> **Given exercise**
Will you write out all the entries below exactly?

> **Records shown**
————————

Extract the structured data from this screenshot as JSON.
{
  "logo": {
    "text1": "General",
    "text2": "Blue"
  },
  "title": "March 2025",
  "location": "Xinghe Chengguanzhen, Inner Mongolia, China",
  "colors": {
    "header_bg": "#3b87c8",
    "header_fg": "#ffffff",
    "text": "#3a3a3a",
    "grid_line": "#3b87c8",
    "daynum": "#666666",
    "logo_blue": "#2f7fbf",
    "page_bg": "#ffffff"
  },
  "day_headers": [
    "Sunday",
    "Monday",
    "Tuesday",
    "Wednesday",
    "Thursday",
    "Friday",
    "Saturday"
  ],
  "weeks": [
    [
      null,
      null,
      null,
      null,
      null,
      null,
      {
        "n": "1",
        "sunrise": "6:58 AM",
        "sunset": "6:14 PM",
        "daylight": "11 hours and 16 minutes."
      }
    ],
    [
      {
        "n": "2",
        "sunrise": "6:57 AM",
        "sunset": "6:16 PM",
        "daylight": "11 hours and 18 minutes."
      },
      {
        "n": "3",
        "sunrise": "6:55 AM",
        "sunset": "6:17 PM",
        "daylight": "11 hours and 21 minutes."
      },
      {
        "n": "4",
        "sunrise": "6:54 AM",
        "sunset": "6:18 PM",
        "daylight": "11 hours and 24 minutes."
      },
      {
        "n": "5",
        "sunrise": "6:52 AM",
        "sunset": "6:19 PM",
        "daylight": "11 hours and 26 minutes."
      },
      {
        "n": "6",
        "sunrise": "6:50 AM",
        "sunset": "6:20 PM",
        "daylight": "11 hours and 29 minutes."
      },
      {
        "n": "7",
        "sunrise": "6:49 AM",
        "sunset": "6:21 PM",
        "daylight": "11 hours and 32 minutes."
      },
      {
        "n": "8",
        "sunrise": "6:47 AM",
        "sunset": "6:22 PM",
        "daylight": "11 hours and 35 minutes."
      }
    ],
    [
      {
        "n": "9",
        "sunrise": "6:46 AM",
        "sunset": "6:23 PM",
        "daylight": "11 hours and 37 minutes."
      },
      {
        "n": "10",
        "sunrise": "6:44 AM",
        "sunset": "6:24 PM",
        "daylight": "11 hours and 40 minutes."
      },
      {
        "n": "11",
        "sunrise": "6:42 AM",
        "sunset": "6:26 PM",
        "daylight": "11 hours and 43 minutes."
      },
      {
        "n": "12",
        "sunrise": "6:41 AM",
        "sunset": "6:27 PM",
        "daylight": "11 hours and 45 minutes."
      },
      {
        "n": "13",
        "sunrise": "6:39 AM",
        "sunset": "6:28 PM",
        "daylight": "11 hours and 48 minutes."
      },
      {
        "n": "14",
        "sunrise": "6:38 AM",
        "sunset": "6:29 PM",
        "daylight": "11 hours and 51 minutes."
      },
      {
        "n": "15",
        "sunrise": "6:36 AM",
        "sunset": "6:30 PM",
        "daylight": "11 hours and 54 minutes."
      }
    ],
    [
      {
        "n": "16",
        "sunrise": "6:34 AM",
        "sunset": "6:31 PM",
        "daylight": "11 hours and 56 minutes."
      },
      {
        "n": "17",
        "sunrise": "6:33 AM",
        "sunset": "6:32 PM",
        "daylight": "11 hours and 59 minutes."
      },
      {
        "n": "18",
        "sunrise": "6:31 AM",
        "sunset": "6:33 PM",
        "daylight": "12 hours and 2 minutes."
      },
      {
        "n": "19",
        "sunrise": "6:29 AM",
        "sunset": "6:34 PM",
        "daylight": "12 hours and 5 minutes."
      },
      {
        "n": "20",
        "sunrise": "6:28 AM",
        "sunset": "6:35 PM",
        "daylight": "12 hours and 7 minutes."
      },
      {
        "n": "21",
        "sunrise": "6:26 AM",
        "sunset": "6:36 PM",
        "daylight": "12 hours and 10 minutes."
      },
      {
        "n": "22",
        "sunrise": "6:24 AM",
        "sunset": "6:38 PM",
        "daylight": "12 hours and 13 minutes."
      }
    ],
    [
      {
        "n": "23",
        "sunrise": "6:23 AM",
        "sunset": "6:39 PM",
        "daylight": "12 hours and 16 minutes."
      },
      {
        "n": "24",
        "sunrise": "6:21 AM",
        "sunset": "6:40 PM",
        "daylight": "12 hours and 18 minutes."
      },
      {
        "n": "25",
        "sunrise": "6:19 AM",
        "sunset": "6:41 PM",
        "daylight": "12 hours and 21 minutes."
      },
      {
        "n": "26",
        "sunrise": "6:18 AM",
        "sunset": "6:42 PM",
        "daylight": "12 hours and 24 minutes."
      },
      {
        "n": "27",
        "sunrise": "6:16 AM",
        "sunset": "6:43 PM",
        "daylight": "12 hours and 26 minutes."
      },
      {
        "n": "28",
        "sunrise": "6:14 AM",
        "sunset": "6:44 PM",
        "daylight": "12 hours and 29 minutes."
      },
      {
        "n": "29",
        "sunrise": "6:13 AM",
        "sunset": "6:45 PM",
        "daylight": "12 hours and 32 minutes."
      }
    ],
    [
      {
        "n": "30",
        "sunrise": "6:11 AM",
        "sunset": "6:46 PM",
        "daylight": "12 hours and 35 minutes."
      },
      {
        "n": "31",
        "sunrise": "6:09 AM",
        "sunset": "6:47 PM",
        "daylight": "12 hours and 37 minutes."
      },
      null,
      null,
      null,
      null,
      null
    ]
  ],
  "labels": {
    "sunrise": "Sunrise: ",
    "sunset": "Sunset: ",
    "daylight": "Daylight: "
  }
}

————————

> **Correct output**
Extract the structured data from this screenshot as JSON.
{
  "logo": {
    "text1": "General",
    "text2": "Blue"
  },
  "title": "March 2025",
  "location": "Xinghe Chengguanzhen, Inner Mongolia, China",
  "colors": {
    "header_bg": "#3b87c8",
    "header_fg": "#ffffff",
    "text": "#3a3a3a",
    "grid_line": "#3b87c8",
    "daynum": "#666666",
    "logo_blue": "#2f7fbf",
    "page_bg": "#ffffff"
  },
  "day_headers": [
    "Sunday",
    "Monday",
    "Tuesday",
    "Wednesday",
    "Thursday",
    "Friday",
    "Saturday"
  ],
  "weeks": [
    [
      null,
      null,
      null,
      null,
      null,
      null,
      {
        "n": "1",
        "sunrise": "6:58 AM",
        "sunset": "6:14 PM",
        "daylight": "11 hours and 16 minutes."
      }
    ],
    [
      {
        "n": "2",
        "sunrise": "6:57 AM",
        "sunset": "6:16 PM",
        "daylight": "11 hours and 18 minutes."
      },
      {
        "n": "3",
        "sunrise": "6:55 AM",
        "sunset": "6:17 PM",
        "daylight": "11 hours and 21 minutes."
      },
      {
        "n": "4",
        "sunrise": "6:54 AM",
        "sunset": "6:18 PM",
        "daylight": "11 hours and 24 minutes."
      },
      {
        "n": "5",
        "sunrise": "6:52 AM",
        "sunset": "6:19 PM",
        "daylight": "11 hours and 26 minutes."
      },
      {
        "n": "6",
        "sunrise": "6:50 AM",
        "sunset": "6:20 PM",
        "daylight": "11 hours and 29 minutes."
      },
      {
        "n": "7",
        "sunrise": "6:49 AM",
        "sunset": "6:21 PM",
        "daylight": "11 hours and 32 minutes."
      },
      {
        "n": "8",
        "sunrise": "6:47 AM",
        "sunset": "6:22 PM",
        "daylight": "11 hours and 35 minutes."
      }
    ],
    [
      {
        "n": "9",
        "sunrise": "6:46 AM",
        "sunset": "6:23 PM",
        "daylight": "11 hours and 37 minutes."
      },
      {
        "n": "10",
        "sunrise": "6:44 AM",
        "sunset": "6:24 PM",
        "daylight": "11 hours and 40 minutes."
      },
      {
        "n": "11",
        "sunrise": "6:42 AM",
        "sunset": "6:26 PM",
        "daylight": "11 hours and 43 minutes."
      },
      {
        "n": "12",
        "sunrise": "6:41 AM",
        "sunset": "6:27 PM",
        "daylight": "11 hours and 45 minutes."
      },
      {
        "n": "13",
        "sunrise": "6:39 AM",
        "sunset": "6:28 PM",
        "daylight": "11 hours and 48 minutes."
      },
      {
        "n": "14",
        "sunrise": "6:38 AM",
        "sunset": "6:29 PM",
        "daylight": "11 hours and 51 minutes."
      },
      {
        "n": "15",
        "sunrise": "6:36 AM",
        "sunset": "6:30 PM",
        "daylight": "11 hours and 54 minutes."
      }
    ],
    [
      {
        "n": "16",
        "sunrise": "6:34 AM",
        "sunset": "6:31 PM",
        "daylight": "11 hours and 56 minutes."
      },
      {
        "n": "17",
        "sunrise": "6:33 AM",
        "sunset": "6:32 PM",
        "daylight": "11 hours and 59 minutes."
      },
      {
        "n": "18",
        "sunrise": "6:31 AM",
        "sunset": "6:33 PM",
        "daylight": "12 hours and 2 minutes."
      },
      {
        "n": "19",
        "sunrise": "6:29 AM",
        "sunset": "6:34 PM",
        "daylight": "12 hours and 5 minutes."
      },
      {
        "n": "20",
        "sunrise": "6:28 AM",
        "sunset": "6:35 PM",
        "daylight": "12 hours and 7 minutes."
      },
      {
        "n": "21",
        "sunrise": "6:26 AM",
        "sunset": "6:36 PM",
        "daylight": "12 hours and 10 minutes."
      },
      {
        "n": "22",
        "sunrise": "6:24 AM",
        "sunset": "6:38 PM",
        "daylight": "12 hours and 13 minutes."
      }
    ],
    [
      {
        "n": "23",
        "sunrise": "6:23 AM",
        "sunset": "6:39 PM",
        "daylight": "12 hours and 16 minutes."
      },
      {
        "n": "24",
        "sunrise": "6:21 AM",
        "sunset": "6:40 PM",
        "daylight": "12 hours and 18 minutes."
      },
      {
        "n": "25",
        "sunrise": "6:19 AM",
        "sunset": "6:41 PM",
        "daylight": "12 hours and 21 minutes."
      },
      {
        "n": "26",
        "sunrise": "6:18 AM",
        "sunset": "6:42 PM",
        "daylight": "12 hours and 24 minutes."
      },
      {
        "n": "27",
        "sunrise": "6:16 AM",
        "sunset": "6:43 PM",
        "daylight": "12 hours and 26 minutes."
      },
      {
        "n": "28",
        "sunrise": "6:14 AM",
        "sunset": "6:44 PM",
        "daylight": "12 hours and 29 minutes."
      },
      {
        "n": "29",
        "sunrise": "6:13 AM",
        "sunset": "6:45 PM",
        "daylight": "12 hours and 32 minutes."
      }
    ],
    [
      {
        "n": "30",
        "sunrise": "6:11 AM",
        "sunset": "6:46 PM",
        "daylight": "12 hours and 35 minutes."
      },
      {
        "n": "31",
        "sunrise": "6:09 AM",
        "sunset": "6:47 PM",
        "daylight": "12 hours and 37 minutes."
      },
      null,
      null,
      null,
      null,
      null
    ]
  ],
  "labels": {
    "sunrise": "Sunrise: ",
    "sunset": "Sunset: ",
    "daylight": "Daylight: "
  }
}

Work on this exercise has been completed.